INSTRUCTIONS TO FOLLOW
Write out the material exactly, with the pictures left out.

** start of RECORDED DATA **

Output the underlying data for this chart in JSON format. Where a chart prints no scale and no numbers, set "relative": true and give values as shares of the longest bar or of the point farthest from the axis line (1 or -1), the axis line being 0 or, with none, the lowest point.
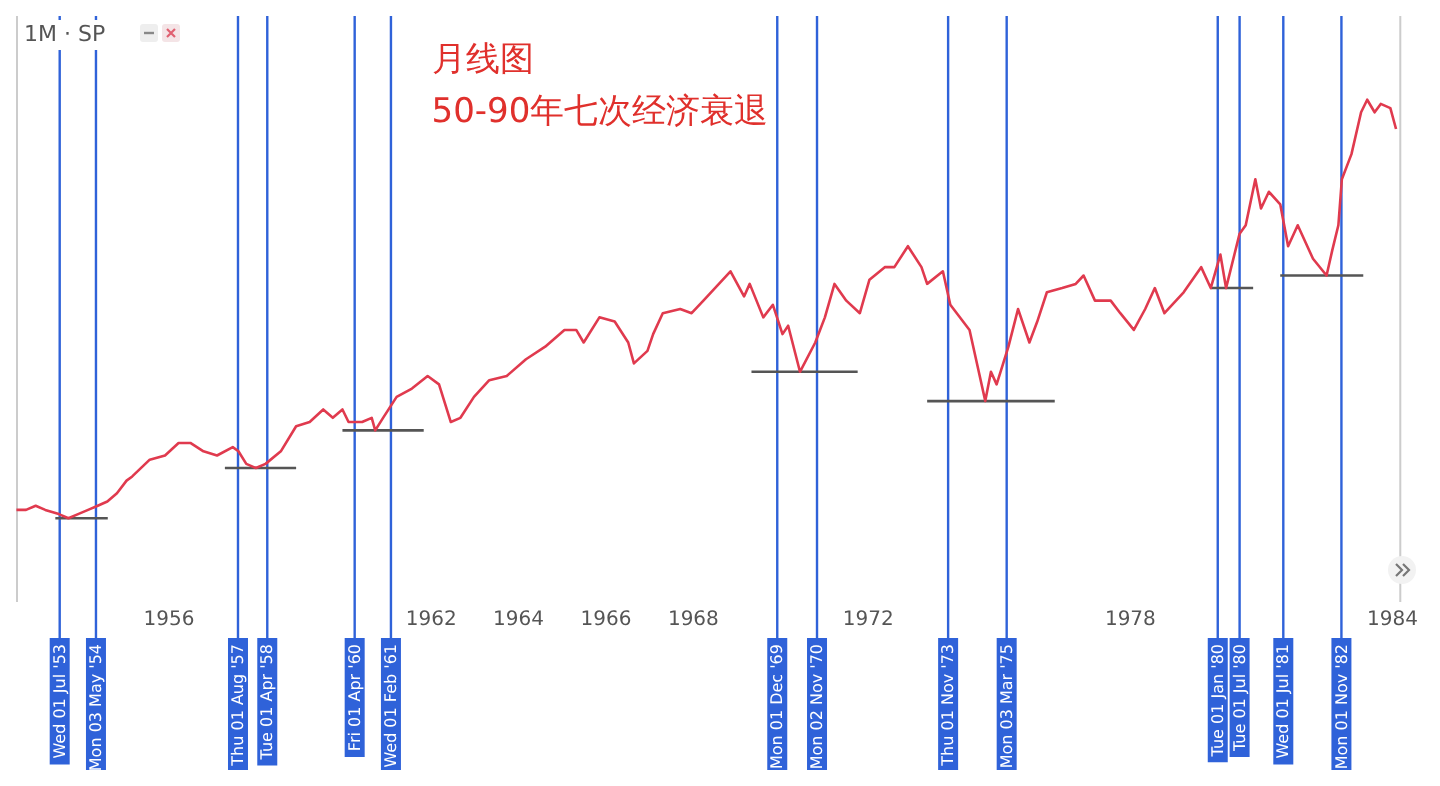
{
  "chart_data": {
    "type": "line",
    "title": "1M · SP",
    "annotations": [
      "月线图",
      "50-90年七次经济衰退"
    ],
    "relative": true,
    "marker": "none",
    "line_style": "solid",
    "legend": false,
    "grid": false,
    "xlim": [
      1952.5,
      1984.2
    ],
    "xticks": [
      1956,
      1962,
      1964,
      1966,
      1968,
      1972,
      1978,
      1984
    ],
    "series": [
      {
        "color": "#e03a4e",
        "x": [
          1952.51,
          1952.73,
          1952.95,
          1953.17,
          1953.48,
          1953.7,
          1953.92,
          1954.15,
          1954.37,
          1954.59,
          1954.81,
          1955.03,
          1955.16,
          1955.56,
          1955.91,
          1956.22,
          1956.49,
          1956.79,
          1957.1,
          1957.46,
          1957.59,
          1957.77,
          1957.99,
          1958.21,
          1958.56,
          1958.91,
          1959.22,
          1959.53,
          1959.75,
          1959.97,
          1960.11,
          1960.42,
          1960.64,
          1960.72,
          1960.9,
          1961.21,
          1961.56,
          1961.92,
          1962.18,
          1962.45,
          1962.67,
          1962.98,
          1963.33,
          1963.73,
          1964.17,
          1964.61,
          1965.05,
          1965.32,
          1965.49,
          1965.85,
          1966.2,
          1966.51,
          1966.64,
          1966.95,
          1967.08,
          1967.3,
          1967.7,
          1967.96,
          1968.23,
          1968.85,
          1969.16,
          1969.29,
          1969.6,
          1969.82,
          1970.04,
          1970.17,
          1970.44,
          1970.79,
          1971.01,
          1971.23,
          1971.5,
          1971.81,
          1972.03,
          1972.38,
          1972.6,
          1972.91,
          1973.22,
          1973.35,
          1973.71,
          1973.88,
          1974.32,
          1974.68,
          1974.81,
          1974.94,
          1975.21,
          1975.43,
          1975.69,
          1975.87,
          1976.09,
          1976.44,
          1976.75,
          1976.93,
          1977.19,
          1977.55,
          1977.77,
          1978.08,
          1978.34,
          1978.56,
          1978.78,
          1979.22,
          1979.62,
          1979.84,
          1980.06,
          1980.19,
          1980.5,
          1980.64,
          1980.86,
          1980.99,
          1981.17,
          1981.43,
          1981.61,
          1981.83,
          1982.18,
          1982.49,
          1982.62,
          1982.76,
          1982.84,
          1983.06,
          1983.28,
          1983.42,
          1983.59,
          1983.73,
          1983.95,
          1984.08
        ],
        "values": [
          0.02,
          0.02,
          0.03,
          0.02,
          0.01,
          0.0,
          0.01,
          0.02,
          0.03,
          0.04,
          0.06,
          0.09,
          0.1,
          0.14,
          0.15,
          0.18,
          0.18,
          0.16,
          0.15,
          0.17,
          0.16,
          0.13,
          0.12,
          0.13,
          0.16,
          0.22,
          0.23,
          0.26,
          0.24,
          0.26,
          0.23,
          0.23,
          0.24,
          0.21,
          0.24,
          0.29,
          0.31,
          0.34,
          0.32,
          0.23,
          0.24,
          0.29,
          0.33,
          0.34,
          0.38,
          0.41,
          0.45,
          0.45,
          0.42,
          0.48,
          0.47,
          0.42,
          0.37,
          0.4,
          0.44,
          0.49,
          0.5,
          0.49,
          0.52,
          0.59,
          0.53,
          0.56,
          0.48,
          0.51,
          0.44,
          0.46,
          0.35,
          0.42,
          0.48,
          0.56,
          0.52,
          0.49,
          0.57,
          0.6,
          0.6,
          0.65,
          0.6,
          0.56,
          0.59,
          0.51,
          0.45,
          0.28,
          0.35,
          0.32,
          0.41,
          0.5,
          0.42,
          0.47,
          0.54,
          0.55,
          0.56,
          0.58,
          0.52,
          0.52,
          0.49,
          0.45,
          0.5,
          0.55,
          0.49,
          0.54,
          0.6,
          0.55,
          0.63,
          0.55,
          0.68,
          0.7,
          0.81,
          0.74,
          0.78,
          0.75,
          0.65,
          0.7,
          0.62,
          0.58,
          0.64,
          0.7,
          0.81,
          0.87,
          0.97,
          1.0,
          0.97,
          0.99,
          0.98,
          0.93
        ]
      },
      {
        "color": "#555555",
        "x": [
          1953.4,
          1954.6
        ],
        "values": [
          0.0,
          0.0
        ]
      },
      {
        "color": "#555555",
        "x": [
          1957.28,
          1958.91
        ],
        "values": [
          0.12,
          0.12
        ]
      },
      {
        "color": "#555555",
        "x": [
          1959.97,
          1961.83
        ],
        "values": [
          0.21,
          0.21
        ]
      },
      {
        "color": "#555555",
        "x": [
          1969.33,
          1971.76
        ],
        "values": [
          0.35,
          0.35
        ]
      },
      {
        "color": "#555555",
        "x": [
          1973.35,
          1976.27
        ],
        "values": [
          0.28,
          0.28
        ]
      },
      {
        "color": "#555555",
        "x": [
          1979.84,
          1980.81
        ],
        "values": [
          0.55,
          0.55
        ]
      },
      {
        "color": "#555555",
        "x": [
          1981.43,
          1983.33
        ],
        "values": [
          0.58,
          0.58
        ]
      }
    ],
    "ref_lines": [
      {
        "axis": "x",
        "value": 1953.5,
        "label": "Wed 01 Jul '53",
        "color": "#2f62d9"
      },
      {
        "axis": "x",
        "value": 1954.33,
        "label": "Mon 03 May '54",
        "color": "#2f62d9"
      },
      {
        "axis": "x",
        "value": 1957.58,
        "label": "Thu 01 Aug '57",
        "color": "#2f62d9"
      },
      {
        "axis": "x",
        "value": 1958.25,
        "label": "Tue 01 Apr '58",
        "color": "#2f62d9"
      },
      {
        "axis": "x",
        "value": 1960.25,
        "label": "Fri 01 Apr '60",
        "color": "#2f62d9"
      },
      {
        "axis": "x",
        "value": 1961.08,
        "label": "Wed 01 Feb '61",
        "color": "#2f62d9"
      },
      {
        "axis": "x",
        "value": 1969.92,
        "label": "Mon 01 Dec '69",
        "color": "#2f62d9"
      },
      {
        "axis": "x",
        "value": 1970.83,
        "label": "Mon 02 Nov '70",
        "color": "#2f62d9"
      },
      {
        "axis": "x",
        "value": 1973.83,
        "label": "Thu 01 Nov '73",
        "color": "#2f62d9"
      },
      {
        "axis": "x",
        "value": 1975.17,
        "label": "Mon 03 Mar '75",
        "color": "#2f62d9"
      },
      {
        "axis": "x",
        "value": 1980.0,
        "label": "Tue 01 Jan '80",
        "color": "#2f62d9"
      },
      {
        "axis": "x",
        "value": 1980.5,
        "label": "Tue 01 Jul '80",
        "color": "#2f62d9"
      },
      {
        "axis": "x",
        "value": 1981.5,
        "label": "Wed 01 Jul '81",
        "color": "#2f62d9"
      },
      {
        "axis": "x",
        "value": 1982.83,
        "label": "Mon 01 Nov '82",
        "color": "#2f62d9"
      }
    ]
  }
}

** end of RECORDED DATA **

EXERCISE ANSWER
Output the underlying data for this chart in JSON format. Where a chart prints no scale and no numbers, set "relative": true and give values as shares of the longest bar or of the point farthest from the axis line (1 or -1), the axis line being 0 or, with none, the lowest point.
{
  "chart_data": {
    "type": "line",
    "title": "1M · SP",
    "annotations": [
      "月线图",
      "50-90年七次经济衰退"
    ],
    "relative": true,
    "marker": "none",
    "line_style": "solid",
    "legend": false,
    "grid": false,
    "xlim": [
      1952.5,
      1984.2
    ],
    "xticks": [
      1956,
      1962,
      1964,
      1966,
      1968,
      1972,
      1978,
      1984
    ],
    "series": [
      {
        "color": "#e03a4e",
        "x": [
          1952.51,
          1952.73,
          1952.95,
          1953.17,
          1953.48,
          1953.7,
          1953.92,
          1954.15,
          1954.37,
          1954.59,
          1954.81,
          1955.03,
          1955.16,
          1955.56,
          1955.91,
          1956.22,
          1956.49,
          1956.79,
          1957.1,
          1957.46,
          1957.59,
          1957.77,
          1957.99,
          1958.21,
          1958.56,
          1958.91,
          1959.22,
          1959.53,
          1959.75,
          1959.97,
          1960.11,
          1960.42,
          1960.64,
          1960.72,
          1960.9,
          1961.21,
          1961.56,
          1961.92,
          1962.18,
          1962.45,
          1962.67,
          1962.98,
          1963.33,
          1963.73,
          1964.17,
          1964.61,
          1965.05,
          1965.32,
          1965.49,
          1965.85,
          1966.2,
          1966.51,
          1966.64,
          1966.95,
          1967.08,
          1967.3,
          1967.7,
          1967.96,
          1968.23,
          1968.85,
          1969.16,
          1969.29,
          1969.6,
          1969.82,
          1970.04,
          1970.17,
          1970.44,
          1970.79,
          1971.01,
          1971.23,
          1971.5,
          1971.81,
          1972.03,
          1972.38,
          1972.6,
          1972.91,
          1973.22,
          1973.35,
          1973.71,
          1973.88,
          1974.32,
          1974.68,
          1974.81,
          1974.94,
          1975.21,
          1975.43,
          1975.69,
          1975.87,
          1976.09,
          1976.44,
          1976.75,
          1976.93,
          1977.19,
          1977.55,
          1977.77,
          1978.08,
          1978.34,
          1978.56,
          1978.78,
          1979.22,
          1979.62,
          1979.84,
          1980.06,
          1980.19,
          1980.5,
          1980.64,
          1980.86,
          1980.99,
          1981.17,
          1981.43,
          1981.61,
          1981.83,
          1982.18,
          1982.49,
          1982.62,
          1982.76,
          1982.84,
          1983.06,
          1983.28,
          1983.42,
          1983.59,
          1983.73,
          1983.95,
          1984.08
        ],
        "values": [
          0.02,
          0.02,
          0.03,
          0.02,
          0.01,
          0.0,
          0.01,
          0.02,
          0.03,
          0.04,
          0.06,
          0.09,
          0.1,
          0.14,
          0.15,
          0.18,
          0.18,
          0.16,
          0.15,
          0.17,
          0.16,
          0.13,
          0.12,
          0.13,
          0.16,
          0.22,
          0.23,
          0.26,
          0.24,
          0.26,
          0.23,
          0.23,
          0.24,
          0.21,
          0.24,
          0.29,
          0.31,
          0.34,
          0.32,
          0.23,
          0.24,
          0.29,
          0.33,
          0.34,
          0.38,
          0.41,
          0.45,
          0.45,
          0.42,
          0.48,
          0.47,
          0.42,
          0.37,
          0.4,
          0.44,
          0.49,
          0.5,
          0.49,
          0.52,
          0.59,
          0.53,
          0.56,
          0.48,
          0.51,
          0.44,
          0.46,
          0.35,
          0.42,
          0.48,
          0.56,
          0.52,
          0.49,
          0.57,
          0.6,
          0.6,
          0.65,
          0.6,
          0.56,
          0.59,
          0.51,
          0.45,
          0.28,
          0.35,
          0.32,
          0.41,
          0.5,
          0.42,
          0.47,
          0.54,
          0.55,
          0.56,
          0.58,
          0.52,
          0.52,
          0.49,
          0.45,
          0.5,
          0.55,
          0.49,
          0.54,
          0.6,
          0.55,
          0.63,
          0.55,
          0.68,
          0.7,
          0.81,
          0.74,
          0.78,
          0.75,
          0.65,
          0.7,
          0.62,
          0.58,
          0.64,
          0.7,
          0.81,
          0.87,
          0.97,
          1.0,
          0.97,
          0.99,
          0.98,
          0.93
        ]
      },
      {
        "color": "#555555",
        "x": [
          1953.4,
          1954.6
        ],
        "values": [
          0.0,
          0.0
        ]
      },
      {
        "color": "#555555",
        "x": [
          1957.28,
          1958.91
        ],
        "values": [
          0.12,
          0.12
        ]
      },
      {
        "color": "#555555",
        "x": [
          1959.97,
          1961.83
        ],
        "values": [
          0.21,
          0.21
        ]
      },
      {
        "color": "#555555",
        "x": [
          1969.33,
          1971.76
        ],
        "values": [
          0.35,
          0.35
        ]
      },
      {
        "color": "#555555",
        "x": [
          1973.35,
          1976.27
        ],
        "values": [
          0.28,
          0.28
        ]
      },
      {
        "color": "#555555",
        "x": [
          1979.84,
          1980.81
        ],
        "values": [
          0.55,
          0.55
        ]
      },
      {
        "color": "#555555",
        "x": [
          1981.43,
          1983.33
        ],
        "values": [
          0.58,
          0.58
        ]
      }
    ],
    "ref_lines": [
      {
        "axis": "x",
        "value": 1953.5,
        "label": "Wed 01 Jul '53",
        "color": "#2f62d9"
      },
      {
        "axis": "x",
        "value": 1954.33,
        "label": "Mon 03 May '54",
        "color": "#2f62d9"
      },
      {
        "axis": "x",
        "value": 1957.58,
        "label": "Thu 01 Aug '57",
        "color": "#2f62d9"
      },
      {
        "axis": "x",
        "value": 1958.25,
        "label": "Tue 01 Apr '58",
        "color": "#2f62d9"
      },
      {
        "axis": "x",
        "value": 1960.25,
        "label": "Fri 01 Apr '60",
        "color": "#2f62d9"
      },
      {
        "axis": "x",
        "value": 1961.08,
        "label": "Wed 01 Feb '61",
        "color": "#2f62d9"
      },
      {
        "axis": "x",
        "value": 1969.92,
        "label": "Mon 01 Dec '69",
        "color": "#2f62d9"
      },
      {
        "axis": "x",
        "value": 1970.83,
        "label": "Mon 02 Nov '70",
        "color": "#2f62d9"
      },
      {
        "axis": "x",
        "value": 1973.83,
        "label": "Thu 01 Nov '73",
        "color": "#2f62d9"
      },
      {
        "axis": "x",
        "value": 1975.17,
        "label": "Mon 03 Mar '75",
        "color": "#2f62d9"
      },
      {
        "axis": "x",
        "value": 1980.0,
        "label": "Tue 01 Jan '80",
        "color": "#2f62d9"
      },
      {
        "axis": "x",
        "value": 1980.5,
        "label": "Tue 01 Jul '80",
        "color": "#2f62d9"
      },
      {
        "axis": "x",
        "value": 1981.5,
        "label": "Wed 01 Jul '81",
        "color": "#2f62d9"
      },
      {
        "axis": "x",
        "value": 1982.83,
        "label": "Mon 01 Nov '82",
        "color": "#2f62d9"
      }
    ]
  }
}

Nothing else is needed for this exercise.